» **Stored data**
------

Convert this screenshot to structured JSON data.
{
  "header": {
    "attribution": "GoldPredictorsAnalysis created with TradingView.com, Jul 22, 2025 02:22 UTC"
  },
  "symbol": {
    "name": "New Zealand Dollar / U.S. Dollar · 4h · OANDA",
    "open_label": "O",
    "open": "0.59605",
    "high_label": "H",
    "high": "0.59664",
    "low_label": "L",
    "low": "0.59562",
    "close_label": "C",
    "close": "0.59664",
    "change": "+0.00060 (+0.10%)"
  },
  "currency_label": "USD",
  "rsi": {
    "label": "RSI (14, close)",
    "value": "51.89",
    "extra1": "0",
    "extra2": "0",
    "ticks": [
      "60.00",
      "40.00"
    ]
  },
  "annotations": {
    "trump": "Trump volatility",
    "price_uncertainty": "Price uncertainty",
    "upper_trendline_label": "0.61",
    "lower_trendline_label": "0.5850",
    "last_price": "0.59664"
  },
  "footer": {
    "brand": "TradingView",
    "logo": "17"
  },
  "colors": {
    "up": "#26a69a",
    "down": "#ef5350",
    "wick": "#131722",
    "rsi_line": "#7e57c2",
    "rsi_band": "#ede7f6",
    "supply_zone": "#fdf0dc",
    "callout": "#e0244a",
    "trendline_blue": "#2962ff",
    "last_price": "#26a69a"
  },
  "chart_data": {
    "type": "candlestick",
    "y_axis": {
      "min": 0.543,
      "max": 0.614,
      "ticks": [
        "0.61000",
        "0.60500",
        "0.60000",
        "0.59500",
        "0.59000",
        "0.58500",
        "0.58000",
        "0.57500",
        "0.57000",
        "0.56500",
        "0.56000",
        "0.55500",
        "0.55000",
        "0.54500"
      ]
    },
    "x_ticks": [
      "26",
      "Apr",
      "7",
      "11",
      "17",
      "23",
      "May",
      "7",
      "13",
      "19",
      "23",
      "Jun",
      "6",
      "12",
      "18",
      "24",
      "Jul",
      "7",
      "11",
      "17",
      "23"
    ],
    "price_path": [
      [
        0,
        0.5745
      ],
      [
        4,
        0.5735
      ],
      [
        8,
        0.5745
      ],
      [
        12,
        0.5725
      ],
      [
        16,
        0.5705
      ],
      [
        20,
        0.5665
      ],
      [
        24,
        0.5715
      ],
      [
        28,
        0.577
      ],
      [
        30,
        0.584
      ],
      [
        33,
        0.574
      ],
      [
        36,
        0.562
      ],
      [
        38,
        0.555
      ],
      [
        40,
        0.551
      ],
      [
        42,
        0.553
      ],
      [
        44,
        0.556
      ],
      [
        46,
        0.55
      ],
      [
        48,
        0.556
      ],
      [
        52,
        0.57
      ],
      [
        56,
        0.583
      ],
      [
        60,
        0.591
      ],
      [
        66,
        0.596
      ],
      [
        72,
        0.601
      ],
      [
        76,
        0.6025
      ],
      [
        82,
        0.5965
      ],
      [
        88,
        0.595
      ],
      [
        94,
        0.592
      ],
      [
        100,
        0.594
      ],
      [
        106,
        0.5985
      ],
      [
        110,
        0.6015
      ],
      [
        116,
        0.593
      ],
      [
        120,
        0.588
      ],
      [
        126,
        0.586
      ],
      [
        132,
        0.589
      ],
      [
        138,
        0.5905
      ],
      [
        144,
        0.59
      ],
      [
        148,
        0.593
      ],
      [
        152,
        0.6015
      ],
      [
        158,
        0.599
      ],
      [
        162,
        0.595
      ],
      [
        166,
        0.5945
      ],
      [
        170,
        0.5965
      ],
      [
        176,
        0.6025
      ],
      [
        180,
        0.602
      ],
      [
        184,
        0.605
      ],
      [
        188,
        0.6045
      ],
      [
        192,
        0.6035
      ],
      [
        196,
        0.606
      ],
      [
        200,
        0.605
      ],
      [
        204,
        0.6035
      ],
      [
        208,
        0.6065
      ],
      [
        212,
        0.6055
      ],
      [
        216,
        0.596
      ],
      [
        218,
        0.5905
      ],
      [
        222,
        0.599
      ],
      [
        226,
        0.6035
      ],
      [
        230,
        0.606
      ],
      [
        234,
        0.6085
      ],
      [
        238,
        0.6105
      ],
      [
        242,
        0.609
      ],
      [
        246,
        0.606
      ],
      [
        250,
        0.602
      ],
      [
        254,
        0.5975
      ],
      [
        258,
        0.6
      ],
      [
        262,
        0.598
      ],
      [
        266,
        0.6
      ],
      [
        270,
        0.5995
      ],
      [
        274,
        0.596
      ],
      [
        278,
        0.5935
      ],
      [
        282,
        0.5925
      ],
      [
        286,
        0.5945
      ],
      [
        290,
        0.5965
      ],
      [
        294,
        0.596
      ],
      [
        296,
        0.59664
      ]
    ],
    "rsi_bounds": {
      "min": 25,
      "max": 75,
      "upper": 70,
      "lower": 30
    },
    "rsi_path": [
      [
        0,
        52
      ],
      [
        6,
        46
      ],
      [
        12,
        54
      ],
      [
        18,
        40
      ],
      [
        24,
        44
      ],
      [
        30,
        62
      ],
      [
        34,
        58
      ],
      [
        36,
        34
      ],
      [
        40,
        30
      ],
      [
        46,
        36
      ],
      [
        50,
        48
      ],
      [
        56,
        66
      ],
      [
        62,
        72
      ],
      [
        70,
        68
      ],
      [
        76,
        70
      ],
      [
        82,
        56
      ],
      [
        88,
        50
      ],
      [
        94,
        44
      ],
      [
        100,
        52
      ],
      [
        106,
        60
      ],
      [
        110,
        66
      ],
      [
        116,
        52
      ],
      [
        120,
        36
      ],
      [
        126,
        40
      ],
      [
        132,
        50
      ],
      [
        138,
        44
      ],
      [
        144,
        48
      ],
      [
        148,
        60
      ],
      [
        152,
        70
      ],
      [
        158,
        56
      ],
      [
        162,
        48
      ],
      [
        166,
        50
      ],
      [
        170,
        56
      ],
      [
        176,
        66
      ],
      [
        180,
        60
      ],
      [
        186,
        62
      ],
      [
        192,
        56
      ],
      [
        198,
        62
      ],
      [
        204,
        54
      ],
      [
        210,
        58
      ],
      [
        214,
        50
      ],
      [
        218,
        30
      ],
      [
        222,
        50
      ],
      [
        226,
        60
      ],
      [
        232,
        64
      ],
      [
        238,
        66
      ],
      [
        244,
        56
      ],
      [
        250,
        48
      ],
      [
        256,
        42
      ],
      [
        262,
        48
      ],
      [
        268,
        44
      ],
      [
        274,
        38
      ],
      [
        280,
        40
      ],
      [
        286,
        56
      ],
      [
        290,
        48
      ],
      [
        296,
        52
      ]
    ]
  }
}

------

» **TASK TO CARRY OUT**
Every entry above needs to be quoted exactly.

» **RIGHT ANSWER**
Convert this screenshot to structured JSON data.
{
  "header": {
    "attribution": "GoldPredictorsAnalysis created with TradingView.com, Jul 22, 2025 02:22 UTC"
  },
  "symbol": {
    "name": "New Zealand Dollar / U.S. Dollar · 4h · OANDA",
    "open_label": "O",
    "open": "0.59605",
    "high_label": "H",
    "high": "0.59664",
    "low_label": "L",
    "low": "0.59562",
    "close_label": "C",
    "close": "0.59664",
    "change": "+0.00060 (+0.10%)"
  },
  "currency_label": "USD",
  "rsi": {
    "label": "RSI (14, close)",
    "value": "51.89",
    "extra1": "0",
    "extra2": "0",
    "ticks": [
      "60.00",
      "40.00"
    ]
  },
  "annotations": {
    "trump": "Trump volatility",
    "price_uncertainty": "Price uncertainty",
    "upper_trendline_label": "0.61",
    "lower_trendline_label": "0.5850",
    "last_price": "0.59664"
  },
  "footer": {
    "brand": "TradingView",
    "logo": "17"
  },
  "colors": {
    "up": "#26a69a",
    "down": "#ef5350",
    "wick": "#131722",
    "rsi_line": "#7e57c2",
    "rsi_band": "#ede7f6",
    "supply_zone": "#fdf0dc",
    "callout": "#e0244a",
    "trendline_blue": "#2962ff",
    "last_price": "#26a69a"
  },
  "chart_data": {
    "type": "candlestick",
    "y_axis": {
      "min": 0.543,
      "max": 0.614,
      "ticks": [
        "0.61000",
        "0.60500",
        "0.60000",
        "0.59500",
        "0.59000",
        "0.58500",
        "0.58000",
        "0.57500",
        "0.57000",
        "0.56500",
        "0.56000",
        "0.55500",
        "0.55000",
        "0.54500"
      ]
    },
    "x_ticks": [
      "26",
      "Apr",
      "7",
      "11",
      "17",
      "23",
      "May",
      "7",
      "13",
      "19",
      "23",
      "Jun",
      "6",
      "12",
      "18",
      "24",
      "Jul",
      "7",
      "11",
      "17",
      "23"
    ],
    "price_path": [
      [
        0,
        0.5745
      ],
      [
        4,
        0.5735
      ],
      [
        8,
        0.5745
      ],
      [
        12,
        0.5725
      ],
      [
        16,
        0.5705
      ],
      [
        20,
        0.5665
      ],
      [
        24,
        0.5715
      ],
      [
        28,
        0.577
      ],
      [
        30,
        0.584
      ],
      [
        33,
        0.574
      ],
      [
        36,
        0.562
      ],
      [
        38,
        0.555
      ],
      [
        40,
        0.551
      ],
      [
        42,
        0.553
      ],
      [
        44,
        0.556
      ],
      [
        46,
        0.55
      ],
      [
        48,
        0.556
      ],
      [
        52,
        0.57
      ],
      [
        56,
        0.583
      ],
      [
        60,
        0.591
      ],
      [
        66,
        0.596
      ],
      [
        72,
        0.601
      ],
      [
        76,
        0.6025
      ],
      [
        82,
        0.5965
      ],
      [
        88,
        0.595
      ],
      [
        94,
        0.592
      ],
      [
        100,
        0.594
      ],
      [
        106,
        0.5985
      ],
      [
        110,
        0.6015
      ],
      [
        116,
        0.593
      ],
      [
        120,
        0.588
      ],
      [
        126,
        0.586
      ],
      [
        132,
        0.589
      ],
      [
        138,
        0.5905
      ],
      [
        144,
        0.59
      ],
      [
        148,
        0.593
      ],
      [
        152,
        0.6015
      ],
      [
        158,
        0.599
      ],
      [
        162,
        0.595
      ],
      [
        166,
        0.5945
      ],
      [
        170,
        0.5965
      ],
      [
        176,
        0.6025
      ],
      [
        180,
        0.602
      ],
      [
        184,
        0.605
      ],
      [
        188,
        0.6045
      ],
      [
        192,
        0.6035
      ],
      [
        196,
        0.606
      ],
      [
        200,
        0.605
      ],
      [
        204,
        0.6035
      ],
      [
        208,
        0.6065
      ],
      [
        212,
        0.6055
      ],
      [
        216,
        0.596
      ],
      [
        218,
        0.5905
      ],
      [
        222,
        0.599
      ],
      [
        226,
        0.6035
      ],
      [
        230,
        0.606
      ],
      [
        234,
        0.6085
      ],
      [
        238,
        0.6105
      ],
      [
        242,
        0.609
      ],
      [
        246,
        0.606
      ],
      [
        250,
        0.602
      ],
      [
        254,
        0.5975
      ],
      [
        258,
        0.6
      ],
      [
        262,
        0.598
      ],
      [
        266,
        0.6
      ],
      [
        270,
        0.5995
      ],
      [
        274,
        0.596
      ],
      [
        278,
        0.5935
      ],
      [
        282,
        0.5925
      ],
      [
        286,
        0.5945
      ],
      [
        290,
        0.5965
      ],
      [
        294,
        0.596
      ],
      [
        296,
        0.59664
      ]
    ],
    "rsi_bounds": {
      "min": 25,
      "max": 75,
      "upper": 70,
      "lower": 30
    },
    "rsi_path": [
      [
        0,
        52
      ],
      [
        6,
        46
      ],
      [
        12,
        54
      ],
      [
        18,
        40
      ],
      [
        24,
        44
      ],
      [
        30,
        62
      ],
      [
        34,
        58
      ],
      [
        36,
        34
      ],
      [
        40,
        30
      ],
      [
        46,
        36
      ],
      [
        50,
        48
      ],
      [
        56,
        66
      ],
      [
        62,
        72
      ],
      [
        70,
        68
      ],
      [
        76,
        70
      ],
      [
        82,
        56
      ],
      [
        88,
        50
      ],
      [
        94,
        44
      ],
      [
        100,
        52
      ],
      [
        106,
        60
      ],
      [
        110,
        66
      ],
      [
        116,
        52
      ],
      [
        120,
        36
      ],
      [
        126,
        40
      ],
      [
        132,
        50
      ],
      [
        138,
        44
      ],
      [
        144,
        48
      ],
      [
        148,
        60
      ],
      [
        152,
        70
      ],
      [
        158,
        56
      ],
      [
        162,
        48
      ],
      [
        166,
        50
      ],
      [
        170,
        56
      ],
      [
        176,
        66
      ],
      [
        180,
        60
      ],
      [
        186,
        62
      ],
      [
        192,
        56
      ],
      [
        198,
        62
      ],
      [
        204,
        54
      ],
      [
        210,
        58
      ],
      [
        214,
        50
      ],
      [
        218,
        30
      ],
      [
        222,
        50
      ],
      [
        226,
        60
      ],
      [
        232,
        64
      ],
      [
        238,
        66
      ],
      [
        244,
        56
      ],
      [
        250,
        48
      ],
      [
        256,
        42
      ],
      [
        262,
        48
      ],
      [
        268,
        44
      ],
      [
        274,
        38
      ],
      [
        280,
        40
      ],
      [
        286,
        56
      ],
      [
        290,
        48
      ],
      [
        296,
        52
      ]
    ]
  }
}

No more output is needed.